→ Activity: Find all lines in the listing that include the word "carbonyl", then copy them.

(Data shown begins)

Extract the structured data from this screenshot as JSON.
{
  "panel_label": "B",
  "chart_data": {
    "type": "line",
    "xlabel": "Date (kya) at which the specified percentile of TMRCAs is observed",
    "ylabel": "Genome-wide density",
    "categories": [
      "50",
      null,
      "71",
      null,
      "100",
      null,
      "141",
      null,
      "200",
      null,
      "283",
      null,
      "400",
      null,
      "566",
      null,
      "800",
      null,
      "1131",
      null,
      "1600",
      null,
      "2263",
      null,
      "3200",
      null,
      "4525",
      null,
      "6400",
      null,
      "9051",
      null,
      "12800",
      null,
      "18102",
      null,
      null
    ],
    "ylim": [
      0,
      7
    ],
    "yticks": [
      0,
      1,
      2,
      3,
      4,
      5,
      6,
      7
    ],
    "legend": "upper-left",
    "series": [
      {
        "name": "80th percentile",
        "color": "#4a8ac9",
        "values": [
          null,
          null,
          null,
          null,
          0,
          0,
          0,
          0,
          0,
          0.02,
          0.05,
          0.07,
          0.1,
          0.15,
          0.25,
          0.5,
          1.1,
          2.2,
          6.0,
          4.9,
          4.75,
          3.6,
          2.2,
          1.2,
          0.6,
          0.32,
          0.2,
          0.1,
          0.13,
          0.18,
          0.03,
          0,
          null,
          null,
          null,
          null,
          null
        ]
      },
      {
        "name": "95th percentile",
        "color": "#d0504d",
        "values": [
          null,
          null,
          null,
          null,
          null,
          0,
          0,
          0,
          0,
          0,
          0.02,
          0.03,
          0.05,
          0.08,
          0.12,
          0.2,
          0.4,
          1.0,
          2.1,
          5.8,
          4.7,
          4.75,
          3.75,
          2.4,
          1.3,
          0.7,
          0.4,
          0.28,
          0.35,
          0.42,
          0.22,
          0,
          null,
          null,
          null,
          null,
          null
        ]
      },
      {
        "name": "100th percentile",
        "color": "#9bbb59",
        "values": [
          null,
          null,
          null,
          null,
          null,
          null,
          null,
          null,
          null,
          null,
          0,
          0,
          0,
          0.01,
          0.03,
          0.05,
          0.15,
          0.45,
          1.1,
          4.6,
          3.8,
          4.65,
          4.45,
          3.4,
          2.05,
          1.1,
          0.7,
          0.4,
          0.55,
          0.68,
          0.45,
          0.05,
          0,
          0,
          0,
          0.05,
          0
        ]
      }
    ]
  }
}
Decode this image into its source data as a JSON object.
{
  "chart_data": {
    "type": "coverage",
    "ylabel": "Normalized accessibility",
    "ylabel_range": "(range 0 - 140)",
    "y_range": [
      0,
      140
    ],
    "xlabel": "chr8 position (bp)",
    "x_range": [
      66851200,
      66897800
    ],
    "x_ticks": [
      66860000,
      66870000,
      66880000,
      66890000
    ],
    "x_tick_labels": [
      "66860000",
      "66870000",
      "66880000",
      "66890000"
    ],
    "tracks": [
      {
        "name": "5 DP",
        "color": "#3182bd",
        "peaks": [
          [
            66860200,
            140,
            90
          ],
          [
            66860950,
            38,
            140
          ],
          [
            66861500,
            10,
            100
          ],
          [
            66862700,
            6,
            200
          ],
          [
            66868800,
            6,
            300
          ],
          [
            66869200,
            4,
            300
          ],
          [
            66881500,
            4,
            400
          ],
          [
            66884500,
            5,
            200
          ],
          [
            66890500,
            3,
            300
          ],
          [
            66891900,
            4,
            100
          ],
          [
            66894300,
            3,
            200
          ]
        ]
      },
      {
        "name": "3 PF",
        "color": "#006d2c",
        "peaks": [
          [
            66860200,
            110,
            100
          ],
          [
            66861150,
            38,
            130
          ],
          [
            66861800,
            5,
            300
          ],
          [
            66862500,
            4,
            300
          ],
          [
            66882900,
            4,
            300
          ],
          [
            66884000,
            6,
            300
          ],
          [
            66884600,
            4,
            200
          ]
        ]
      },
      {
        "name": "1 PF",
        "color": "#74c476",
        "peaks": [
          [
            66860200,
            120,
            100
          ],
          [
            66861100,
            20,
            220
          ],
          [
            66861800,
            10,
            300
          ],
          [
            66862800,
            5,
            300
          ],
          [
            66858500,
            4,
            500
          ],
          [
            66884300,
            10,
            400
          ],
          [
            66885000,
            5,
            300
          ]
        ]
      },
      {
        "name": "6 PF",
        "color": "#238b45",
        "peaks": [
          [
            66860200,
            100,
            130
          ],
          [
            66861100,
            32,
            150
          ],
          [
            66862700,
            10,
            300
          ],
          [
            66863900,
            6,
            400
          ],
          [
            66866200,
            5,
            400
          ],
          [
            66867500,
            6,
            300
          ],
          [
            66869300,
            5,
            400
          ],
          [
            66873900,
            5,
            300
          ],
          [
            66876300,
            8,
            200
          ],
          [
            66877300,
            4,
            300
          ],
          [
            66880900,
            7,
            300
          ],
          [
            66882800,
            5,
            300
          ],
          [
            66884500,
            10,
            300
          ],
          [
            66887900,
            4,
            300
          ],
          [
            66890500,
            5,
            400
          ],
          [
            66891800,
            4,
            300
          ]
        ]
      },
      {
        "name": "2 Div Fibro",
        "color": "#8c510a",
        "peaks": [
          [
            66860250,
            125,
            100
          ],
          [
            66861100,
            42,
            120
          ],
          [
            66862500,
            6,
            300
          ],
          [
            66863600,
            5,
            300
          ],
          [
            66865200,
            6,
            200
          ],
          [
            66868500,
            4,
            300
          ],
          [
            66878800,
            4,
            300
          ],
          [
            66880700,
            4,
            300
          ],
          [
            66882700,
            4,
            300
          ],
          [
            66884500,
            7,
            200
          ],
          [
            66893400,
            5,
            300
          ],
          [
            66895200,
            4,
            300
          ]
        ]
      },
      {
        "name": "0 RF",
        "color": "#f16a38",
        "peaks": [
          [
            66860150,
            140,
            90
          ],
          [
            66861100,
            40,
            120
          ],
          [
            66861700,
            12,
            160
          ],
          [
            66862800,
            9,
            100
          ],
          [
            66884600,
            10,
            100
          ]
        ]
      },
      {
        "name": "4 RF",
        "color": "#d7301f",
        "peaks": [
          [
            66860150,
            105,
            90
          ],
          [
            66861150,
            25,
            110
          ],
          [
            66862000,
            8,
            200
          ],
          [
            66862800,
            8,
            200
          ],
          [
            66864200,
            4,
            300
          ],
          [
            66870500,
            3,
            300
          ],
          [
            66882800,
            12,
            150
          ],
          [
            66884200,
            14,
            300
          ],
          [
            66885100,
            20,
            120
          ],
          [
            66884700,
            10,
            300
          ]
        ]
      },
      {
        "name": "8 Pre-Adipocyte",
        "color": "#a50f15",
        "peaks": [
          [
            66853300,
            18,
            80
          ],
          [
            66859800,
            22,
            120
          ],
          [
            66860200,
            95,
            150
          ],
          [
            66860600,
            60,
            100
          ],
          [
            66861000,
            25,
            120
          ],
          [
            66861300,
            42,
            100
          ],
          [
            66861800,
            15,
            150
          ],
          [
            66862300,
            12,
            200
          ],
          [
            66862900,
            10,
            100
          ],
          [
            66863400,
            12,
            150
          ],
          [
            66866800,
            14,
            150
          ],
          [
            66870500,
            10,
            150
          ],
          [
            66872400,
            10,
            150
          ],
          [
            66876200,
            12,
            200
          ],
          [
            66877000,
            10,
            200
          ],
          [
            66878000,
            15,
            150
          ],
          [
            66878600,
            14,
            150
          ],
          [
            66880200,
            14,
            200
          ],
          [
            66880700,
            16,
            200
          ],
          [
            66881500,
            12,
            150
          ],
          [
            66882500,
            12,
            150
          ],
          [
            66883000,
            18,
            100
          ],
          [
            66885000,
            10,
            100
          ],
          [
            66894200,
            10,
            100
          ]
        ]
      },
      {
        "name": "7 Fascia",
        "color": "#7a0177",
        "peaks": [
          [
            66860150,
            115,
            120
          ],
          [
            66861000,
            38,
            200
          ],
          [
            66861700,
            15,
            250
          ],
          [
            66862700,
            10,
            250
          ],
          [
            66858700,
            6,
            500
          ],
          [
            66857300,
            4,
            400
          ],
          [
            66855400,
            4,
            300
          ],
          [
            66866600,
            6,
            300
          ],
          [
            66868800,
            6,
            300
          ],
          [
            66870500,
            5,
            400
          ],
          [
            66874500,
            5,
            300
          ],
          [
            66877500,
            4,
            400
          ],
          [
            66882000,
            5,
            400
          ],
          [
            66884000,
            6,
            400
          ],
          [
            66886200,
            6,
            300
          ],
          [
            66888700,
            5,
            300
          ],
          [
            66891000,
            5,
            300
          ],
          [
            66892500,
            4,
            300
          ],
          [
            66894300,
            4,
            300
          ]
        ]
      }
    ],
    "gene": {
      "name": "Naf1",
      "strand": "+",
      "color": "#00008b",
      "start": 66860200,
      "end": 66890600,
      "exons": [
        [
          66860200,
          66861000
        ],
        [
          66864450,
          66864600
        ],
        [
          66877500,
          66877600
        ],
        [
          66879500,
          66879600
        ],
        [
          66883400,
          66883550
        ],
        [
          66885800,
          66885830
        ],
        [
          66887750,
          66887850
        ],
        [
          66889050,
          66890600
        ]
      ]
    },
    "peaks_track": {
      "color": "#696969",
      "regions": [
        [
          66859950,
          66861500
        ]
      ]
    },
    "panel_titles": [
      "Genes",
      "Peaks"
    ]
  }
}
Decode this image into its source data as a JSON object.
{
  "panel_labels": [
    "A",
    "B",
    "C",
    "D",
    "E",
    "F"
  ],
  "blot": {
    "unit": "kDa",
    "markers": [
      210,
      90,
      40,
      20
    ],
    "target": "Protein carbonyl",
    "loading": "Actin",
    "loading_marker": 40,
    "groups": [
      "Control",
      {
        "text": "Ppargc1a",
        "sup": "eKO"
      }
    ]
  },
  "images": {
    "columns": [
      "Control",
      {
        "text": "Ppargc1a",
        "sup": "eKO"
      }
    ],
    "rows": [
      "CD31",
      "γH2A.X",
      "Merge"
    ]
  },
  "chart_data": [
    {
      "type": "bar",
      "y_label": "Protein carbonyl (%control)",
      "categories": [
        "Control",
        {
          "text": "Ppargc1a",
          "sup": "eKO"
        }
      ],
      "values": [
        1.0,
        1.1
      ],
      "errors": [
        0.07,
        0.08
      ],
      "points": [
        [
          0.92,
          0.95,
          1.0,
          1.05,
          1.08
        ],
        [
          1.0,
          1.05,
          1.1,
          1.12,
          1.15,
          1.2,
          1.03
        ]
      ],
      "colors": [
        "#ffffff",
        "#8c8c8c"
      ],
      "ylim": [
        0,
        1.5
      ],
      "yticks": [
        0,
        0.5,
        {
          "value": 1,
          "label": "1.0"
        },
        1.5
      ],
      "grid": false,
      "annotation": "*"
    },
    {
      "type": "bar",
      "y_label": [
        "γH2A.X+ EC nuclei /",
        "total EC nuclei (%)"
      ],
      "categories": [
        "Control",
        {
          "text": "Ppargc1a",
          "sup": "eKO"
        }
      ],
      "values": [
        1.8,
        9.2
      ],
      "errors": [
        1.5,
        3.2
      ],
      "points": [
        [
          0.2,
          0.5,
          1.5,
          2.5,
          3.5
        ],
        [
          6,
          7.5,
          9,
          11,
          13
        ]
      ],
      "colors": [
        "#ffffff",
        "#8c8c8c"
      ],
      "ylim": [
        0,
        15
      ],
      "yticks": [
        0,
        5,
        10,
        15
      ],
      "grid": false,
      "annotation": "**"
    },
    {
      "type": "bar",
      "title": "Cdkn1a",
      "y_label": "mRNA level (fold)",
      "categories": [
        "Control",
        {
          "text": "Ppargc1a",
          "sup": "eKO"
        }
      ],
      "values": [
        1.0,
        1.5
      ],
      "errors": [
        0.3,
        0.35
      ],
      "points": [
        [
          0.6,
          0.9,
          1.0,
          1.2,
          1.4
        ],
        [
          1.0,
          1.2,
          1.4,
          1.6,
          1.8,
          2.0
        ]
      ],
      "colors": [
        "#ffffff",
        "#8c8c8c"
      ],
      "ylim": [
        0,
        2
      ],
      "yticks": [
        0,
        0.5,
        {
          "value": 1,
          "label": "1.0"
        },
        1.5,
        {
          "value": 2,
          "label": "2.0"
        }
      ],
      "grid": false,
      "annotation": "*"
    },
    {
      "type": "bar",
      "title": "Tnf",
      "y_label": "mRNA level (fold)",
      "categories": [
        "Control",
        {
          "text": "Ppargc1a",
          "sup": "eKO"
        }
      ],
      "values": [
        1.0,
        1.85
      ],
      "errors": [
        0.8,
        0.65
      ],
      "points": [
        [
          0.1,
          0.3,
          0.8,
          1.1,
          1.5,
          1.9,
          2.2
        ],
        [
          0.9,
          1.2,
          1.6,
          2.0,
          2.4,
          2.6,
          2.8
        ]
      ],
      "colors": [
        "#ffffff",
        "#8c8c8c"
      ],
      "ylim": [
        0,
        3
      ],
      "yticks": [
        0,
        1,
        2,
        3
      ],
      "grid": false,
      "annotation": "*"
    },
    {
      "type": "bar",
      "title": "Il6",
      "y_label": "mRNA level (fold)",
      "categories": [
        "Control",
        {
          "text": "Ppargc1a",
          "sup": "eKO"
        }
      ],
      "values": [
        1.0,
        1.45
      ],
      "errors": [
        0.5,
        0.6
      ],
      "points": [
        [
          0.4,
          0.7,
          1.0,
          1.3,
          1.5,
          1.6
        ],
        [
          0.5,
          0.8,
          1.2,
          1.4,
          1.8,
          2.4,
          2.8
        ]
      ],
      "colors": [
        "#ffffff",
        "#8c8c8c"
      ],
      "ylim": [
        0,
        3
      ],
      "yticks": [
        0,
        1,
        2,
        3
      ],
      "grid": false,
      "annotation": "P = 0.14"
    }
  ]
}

(Data shown ends)

→ Task solution:
    "target": "Protein carbonyl",
      "y_label": "Protein carbonyl (%control)",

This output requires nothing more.